## EXERCISE DETAILS
With the images removed, repeat the data below exactly.

* begin TASK INPUT *

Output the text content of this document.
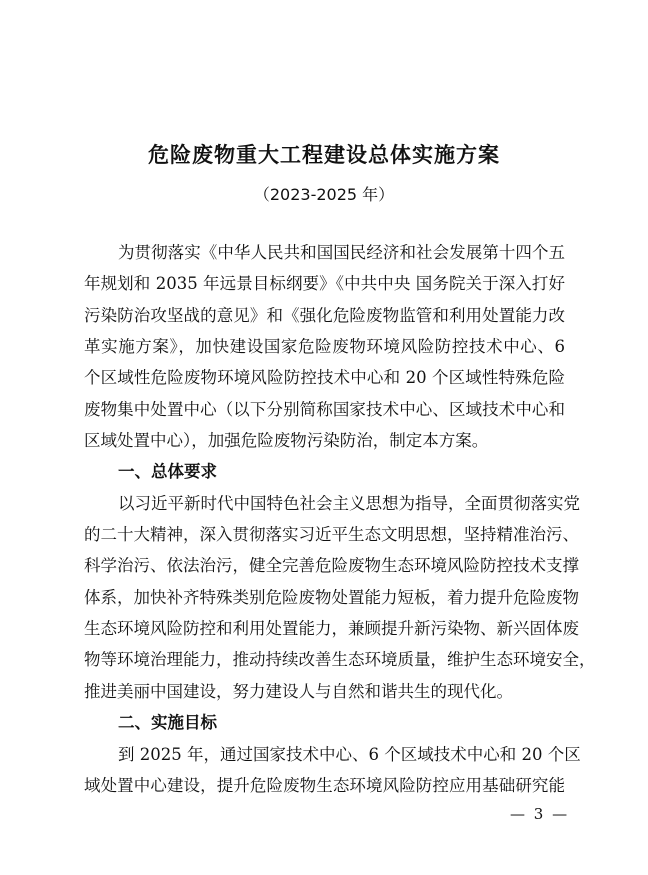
危险废物重大工程建设总体实施方案
（2023-2025 年）
为贯彻落实《中华人民共和国国民经济和社会发展第十四个五
年规划和 2035 年远景目标纲要》《中共中央 国务院关于深入打好
污染防治攻坚战的意见》和《强化危险废物监管和利用处置能力改
革实施方案》，加快建设国家危险废物环境风险防控技术中心、6
个区域性危险废物环境风险防控技术中心和 20 个区域性特殊危险
废物集中处置中心（以下分别简称国家技术中心、区域技术中心和
区域处置中心），加强危险废物污染防治，制定本方案。
一、总体要求
以习近平新时代中国特色社会主义思想为指导，全面贯彻落实党
的二十大精神，深入贯彻落实习近平生态文明思想，坚持精准治污、
科学治污、依法治污，健全完善危险废物生态环境风险防控技术支撑
体系，加快补齐特殊类别危险废物处置能力短板，着力提升危险废物
生态环境风险防控和利用处置能力，兼顾提升新污染物、新兴固体废
物等环境治理能力，推动持续改善生态环境质量，维护生态环境安全，
推进美丽中国建设，努力建设人与自然和谐共生的现代化。
二、实施目标
到 2025 年，通过国家技术中心、6 个区域技术中心和 20 个区
域处置中心建设，提升危险废物生态环境风险防控应用基础研究能
— 3 —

* end TASK INPUT *

## THE RESULT
Output the text content of this document.
危险废物重大工程建设总体实施方案
（2023-2025 年）
为贯彻落实《中华人民共和国国民经济和社会发展第十四个五
年规划和 2035 年远景目标纲要》《中共中央 国务院关于深入打好
污染防治攻坚战的意见》和《强化危险废物监管和利用处置能力改
革实施方案》，加快建设国家危险废物环境风险防控技术中心、6
个区域性危险废物环境风险防控技术中心和 20 个区域性特殊危险
废物集中处置中心（以下分别简称国家技术中心、区域技术中心和
区域处置中心），加强危险废物污染防治，制定本方案。
一、总体要求
以习近平新时代中国特色社会主义思想为指导，全面贯彻落实党
的二十大精神，深入贯彻落实习近平生态文明思想，坚持精准治污、
科学治污、依法治污，健全完善危险废物生态环境风险防控技术支撑
体系，加快补齐特殊类别危险废物处置能力短板，着力提升危险废物
生态环境风险防控和利用处置能力，兼顾提升新污染物、新兴固体废
物等环境治理能力，推动持续改善生态环境质量，维护生态环境安全，
推进美丽中国建设，努力建设人与自然和谐共生的现代化。
二、实施目标
到 2025 年，通过国家技术中心、6 个区域技术中心和 20 个区
域处置中心建设，提升危险废物生态环境风险防控应用基础研究能
— 3 —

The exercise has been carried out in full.